Dataset items
☆ ☆ ☆

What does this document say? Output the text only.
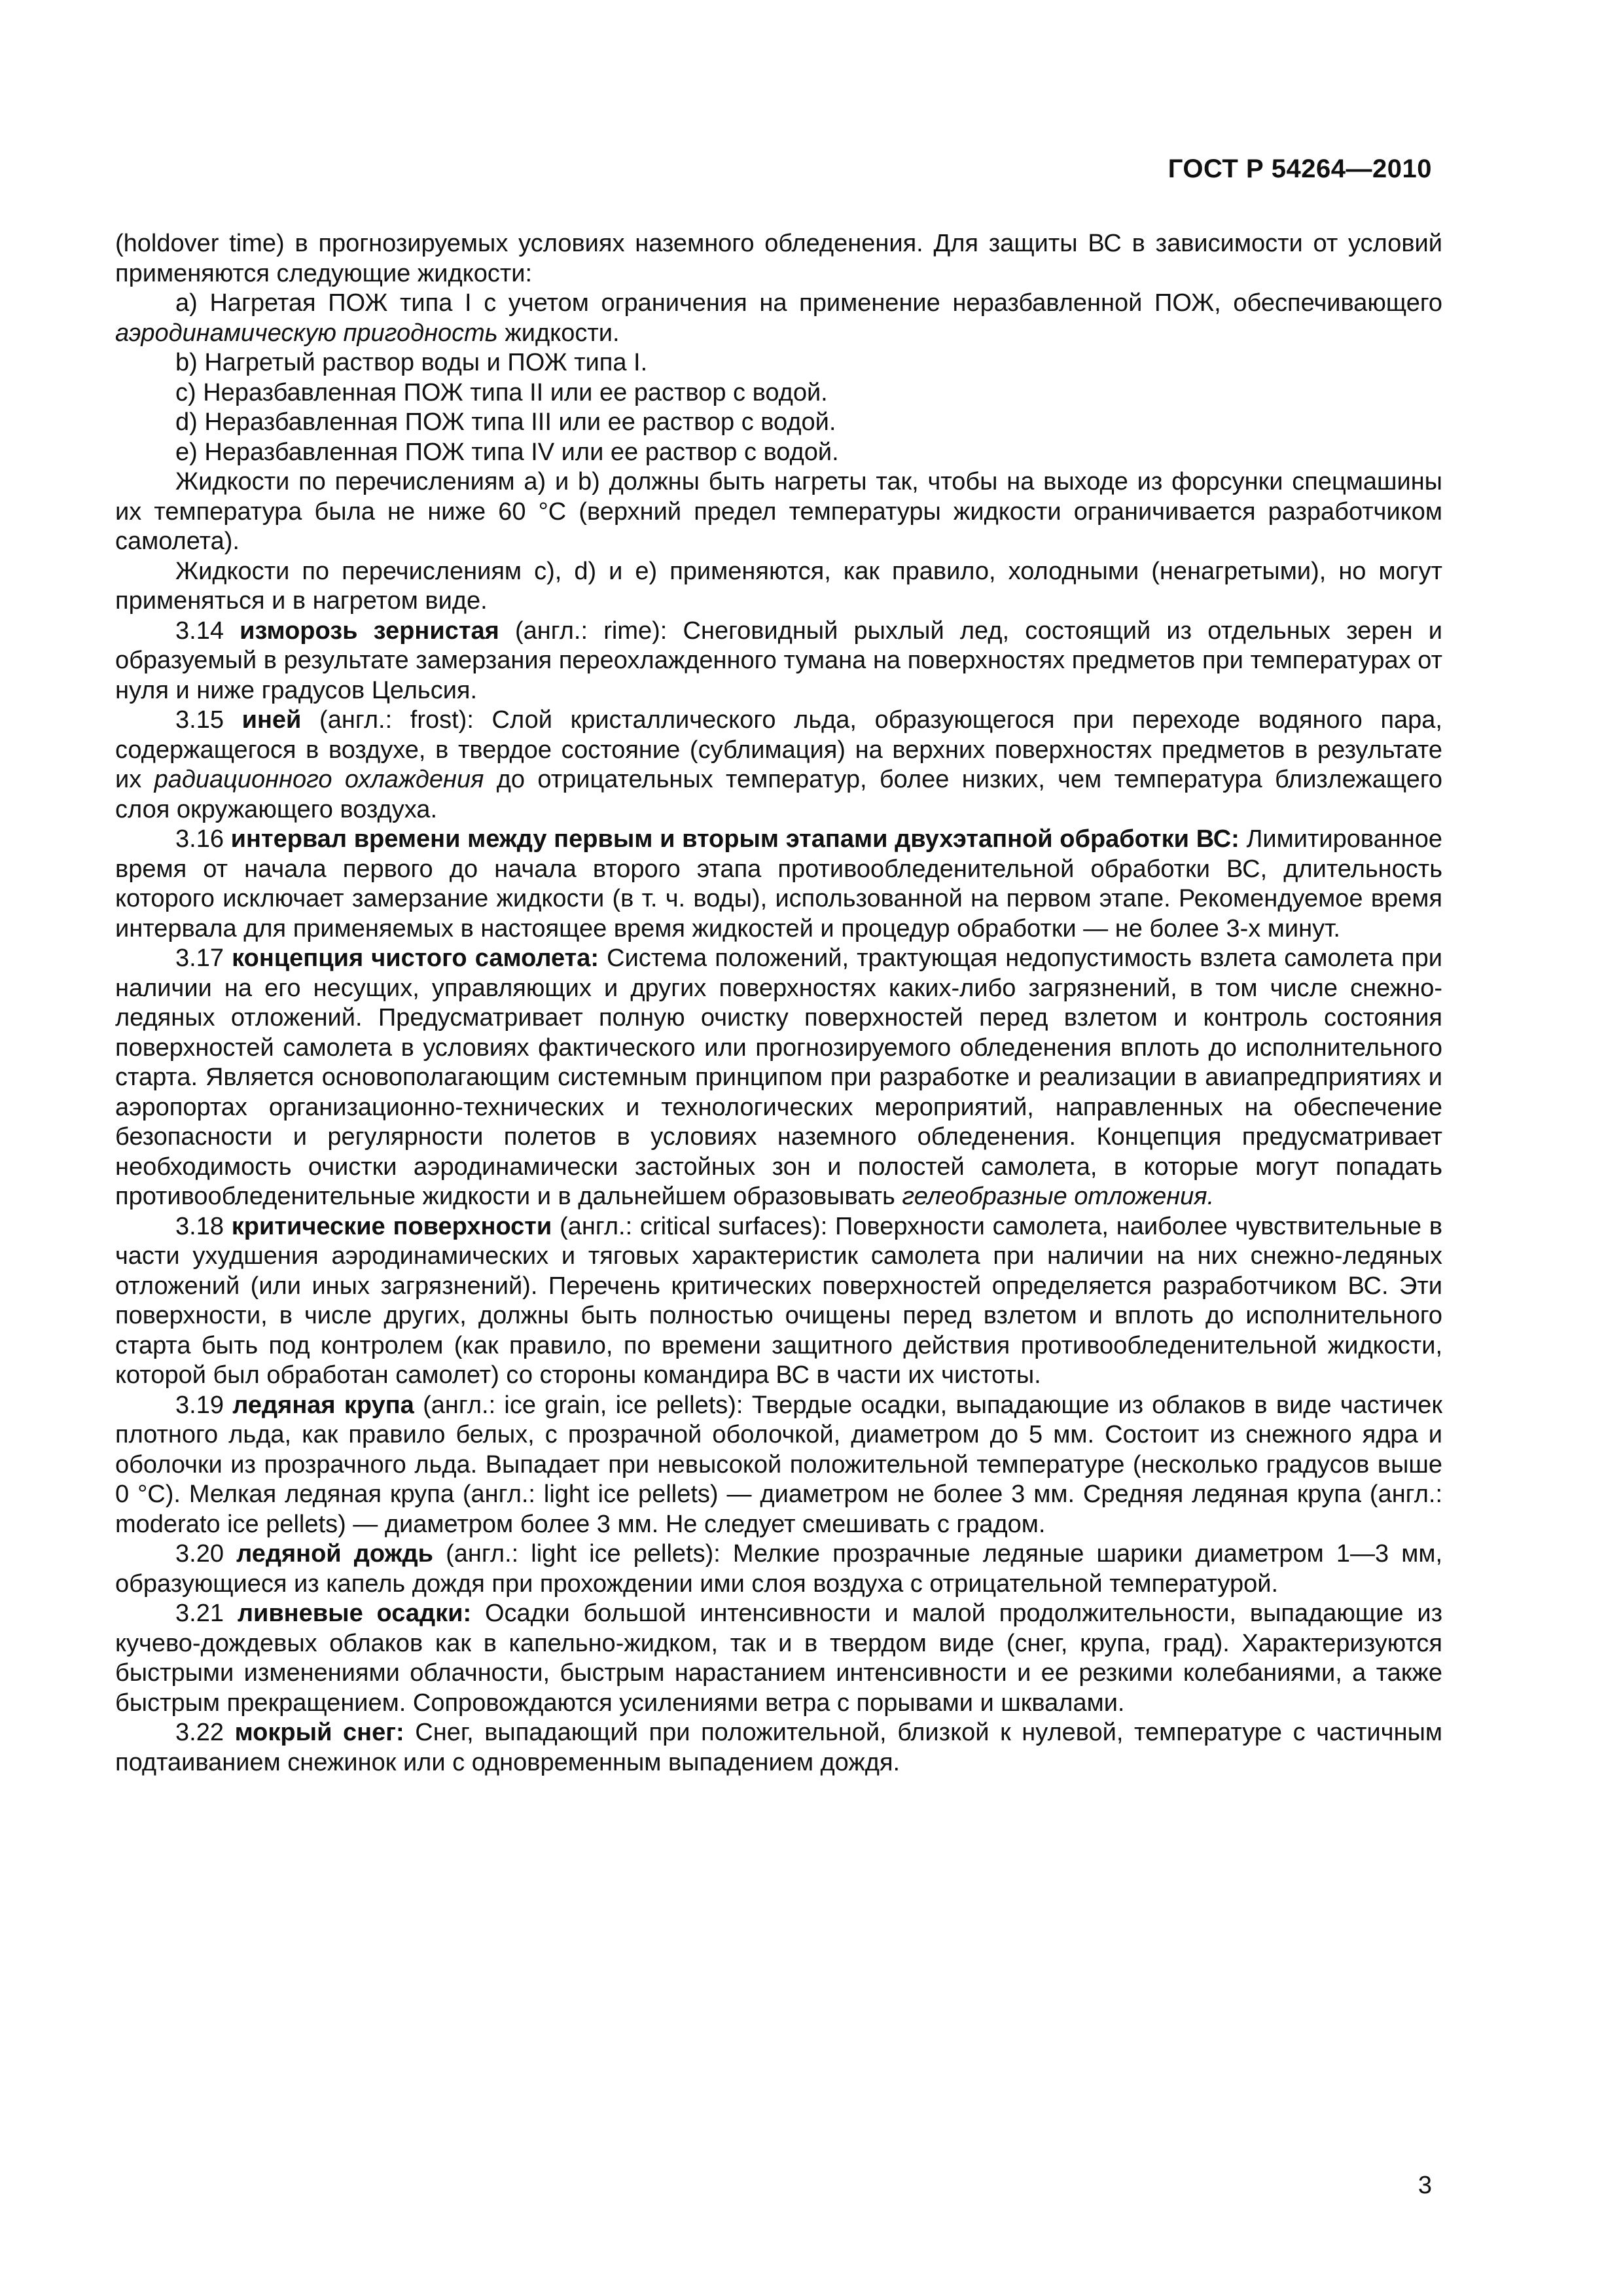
ГОСТ Р 54264—2010

(holdover time) в прогнозируемых условиях наземного обледенения. Для защиты ВС в зависимости от условий применяются следующие жидкости:

a) Нагретая ПОЖ типа I с учетом ограничения на применение неразбавленной ПОЖ, обеспечивающего аэродинамическую пригодность жидкости.

b) Нагретый раствор воды и ПОЖ типа I.

c) Неразбавленная ПОЖ типа II или ее раствор с водой.

d) Неразбавленная ПОЖ типа III или ее раствор с водой.

e) Неразбавленная ПОЖ типа IV или ее раствор с водой.

Жидкости по перечислениям a) и b) должны быть нагреты так, чтобы на выходе из форсунки спецмашины их температура была не ниже 60 °С (верхний предел температуры жидкости ограничивается разработчиком самолета).

Жидкости по перечислениям c), d) и e) применяются, как правило, холодными (ненагретыми), но могут применяться и в нагретом виде.

3.14 изморозь зернистая (англ.: rime): Снеговидный рыхлый лед, состоящий из отдельных зерен и образуемый в результате замерзания переохлажденного тумана на поверхностях предметов при температурах от нуля и ниже градусов Цельсия.

3.15 иней (англ.: frost): Слой кристаллического льда, образующегося при переходе водяного пара, содержащегося в воздухе, в твердое состояние (сублимация) на верхних поверхностях предметов в результате их радиационного охлаждения до отрицательных температур, более низких, чем температура близлежащего слоя окружающего воздуха.

3.16 интервал времени между первым и вторым этапами двухэтапной обработки ВС: Лимитированное время от начала первого до начала второго этапа противообледенительной обработки ВС, длительность которого исключает замерзание жидкости (в т. ч. воды), использованной на первом этапе. Рекомендуемое время интервала для применяемых в настоящее время жидкостей и процедур обработки — не более 3-х минут.

3.17 концепция чистого самолета: Система положений, трактующая недопустимость взлета самолета при наличии на его несущих, управляющих и других поверхностях каких-либо загрязнений, в том числе снежно-ледяных отложений. Предусматривает полную очистку поверхностей перед взлетом и контроль состояния поверхностей самолета в условиях фактического или прогнозируемого обледенения вплоть до исполнительного старта. Является основополагающим системным принципом при разработке и реализации в авиапредприятиях и аэропортах организационно-технических и технологических мероприятий, направленных на обеспечение безопасности и регулярности полетов в условиях наземного обледенения. Концепция предусматривает необходимость очистки аэродинамически застойных зон и полостей самолета, в которые могут попадать противообледенительные жидкости и в дальнейшем образовывать гелеобразные отложения.

3.18 критические поверхности (англ.: critical surfaces): Поверхности самолета, наиболее чувствительные в части ухудшения аэродинамических и тяговых характеристик самолета при наличии на них снежно-ледяных отложений (или иных загрязнений). Перечень критических поверхностей определяется разработчиком ВС. Эти поверхности, в числе других, должны быть полностью очищены перед взлетом и вплоть до исполнительного старта быть под контролем (как правило, по времени защитного действия противообледенительной жидкости, которой был обработан самолет) со стороны командира ВС в части их чистоты.

3.19 ледяная крупа (англ.: ice grain, ice pellets): Твердые осадки, выпадающие из облаков в виде частичек плотного льда, как правило белых, с прозрачной оболочкой, диаметром до 5 мм. Состоит из снежного ядра и оболочки из прозрачного льда. Выпадает при невысокой положительной температуре (несколько градусов выше 0 °С). Мелкая ледяная крупа (англ.: light ice pellets) — диаметром не более 3 мм. Средняя ледяная крупа (англ.: moderato ice pellets) — диаметром более 3 мм. Не следует смешивать с градом.

3.20 ледяной дождь (англ.: light ice pellets): Мелкие прозрачные ледяные шарики диаметром 1—3 мм, образующиеся из капель дождя при прохождении ими слоя воздуха с отрицательной температурой.

3.21 ливневые осадки: Осадки большой интенсивности и малой продолжительности, выпадающие из кучево-дождевых облаков как в капельно-жидком, так и в твердом виде (снег, крупа, град). Характеризуются быстрыми изменениями облачности, быстрым нарастанием интенсивности и ее резкими колебаниями, а также быстрым прекращением. Сопровождаются усилениями ветра с порывами и шквалами.

3.22 мокрый снег: Снег, выпадающий при положительной, близкой к нулевой, температуре с частичным подтаиванием снежинок или с одновременным выпадением дождя.

3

☆ ☆ ☆

OBJECTIVE
Leave out the pictures and give the rest of the records again exactly.

SOLUTION FOR THIS EXERCISE
What does this document say? Output the text only.
ГОСТ Р 54264—2010

(holdover time) в прогнозируемых условиях наземного обледенения. Для защиты ВС в зависимости от условий применяются следующие жидкости:

a) Нагретая ПОЖ типа I с учетом ограничения на применение неразбавленной ПОЖ, обеспечивающего аэродинамическую пригодность жидкости.

b) Нагретый раствор воды и ПОЖ типа I.

c) Неразбавленная ПОЖ типа II или ее раствор с водой.

d) Неразбавленная ПОЖ типа III или ее раствор с водой.

e) Неразбавленная ПОЖ типа IV или ее раствор с водой.

Жидкости по перечислениям a) и b) должны быть нагреты так, чтобы на выходе из форсунки спецмашины их температура была не ниже 60 °С (верхний предел температуры жидкости ограничивается разработчиком самолета).

Жидкости по перечислениям c), d) и e) применяются, как правило, холодными (ненагретыми), но могут применяться и в нагретом виде.

3.14 изморозь зернистая (англ.: rime): Снеговидный рыхлый лед, состоящий из отдельных зерен и образуемый в результате замерзания переохлажденного тумана на поверхностях предметов при температурах от нуля и ниже градусов Цельсия.

3.15 иней (англ.: frost): Слой кристаллического льда, образующегося при переходе водяного пара, содержащегося в воздухе, в твердое состояние (сублимация) на верхних поверхностях предметов в результате их радиационного охлаждения до отрицательных температур, более низких, чем температура близлежащего слоя окружающего воздуха.

3.16 интервал времени между первым и вторым этапами двухэтапной обработки ВС: Лимитированное время от начала первого до начала второго этапа противообледенительной обработки ВС, длительность которого исключает замерзание жидкости (в т. ч. воды), использованной на первом этапе. Рекомендуемое время интервала для применяемых в настоящее время жидкостей и процедур обработки — не более 3-х минут.

3.17 концепция чистого самолета: Система положений, трактующая недопустимость взлета самолета при наличии на его несущих, управляющих и других поверхностях каких-либо загрязнений, в том числе снежно-ледяных отложений. Предусматривает полную очистку поверхностей перед взлетом и контроль состояния поверхностей самолета в условиях фактического или прогнозируемого обледенения вплоть до исполнительного старта. Является основополагающим системным принципом при разработке и реализации в авиапредприятиях и аэропортах организационно-технических и технологических мероприятий, направленных на обеспечение безопасности и регулярности полетов в условиях наземного обледенения. Концепция предусматривает необходимость очистки аэродинамически застойных зон и полостей самолета, в которые могут попадать противообледенительные жидкости и в дальнейшем образовывать гелеобразные отложения.

3.18 критические поверхности (англ.: critical surfaces): Поверхности самолета, наиболее чувствительные в части ухудшения аэродинамических и тяговых характеристик самолета при наличии на них снежно-ледяных отложений (или иных загрязнений). Перечень критических поверхностей определяется разработчиком ВС. Эти поверхности, в числе других, должны быть полностью очищены перед взлетом и вплоть до исполнительного старта быть под контролем (как правило, по времени защитного действия противообледенительной жидкости, которой был обработан самолет) со стороны командира ВС в части их чистоты.

3.19 ледяная крупа (англ.: ice grain, ice pellets): Твердые осадки, выпадающие из облаков в виде частичек плотного льда, как правило белых, с прозрачной оболочкой, диаметром до 5 мм. Состоит из снежного ядра и оболочки из прозрачного льда. Выпадает при невысокой положительной температуре (несколько градусов выше 0 °С). Мелкая ледяная крупа (англ.: light ice pellets) — диаметром не более 3 мм. Средняя ледяная крупа (англ.: moderato ice pellets) — диаметром более 3 мм. Не следует смешивать с градом.

3.20 ледяной дождь (англ.: light ice pellets): Мелкие прозрачные ледяные шарики диаметром 1—3 мм, образующиеся из капель дождя при прохождении ими слоя воздуха с отрицательной температурой.

3.21 ливневые осадки: Осадки большой интенсивности и малой продолжительности, выпадающие из кучево-дождевых облаков как в капельно-жидком, так и в твердом виде (снег, крупа, град). Характеризуются быстрыми изменениями облачности, быстрым нарастанием интенсивности и ее резкими колебаниями, а также быстрым прекращением. Сопровождаются усилениями ветра с порывами и шквалами.

3.22 мокрый снег: Снег, выпадающий при положительной, близкой к нулевой, температуре с частичным подтаиванием снежинок или с одновременным выпадением дождя.

3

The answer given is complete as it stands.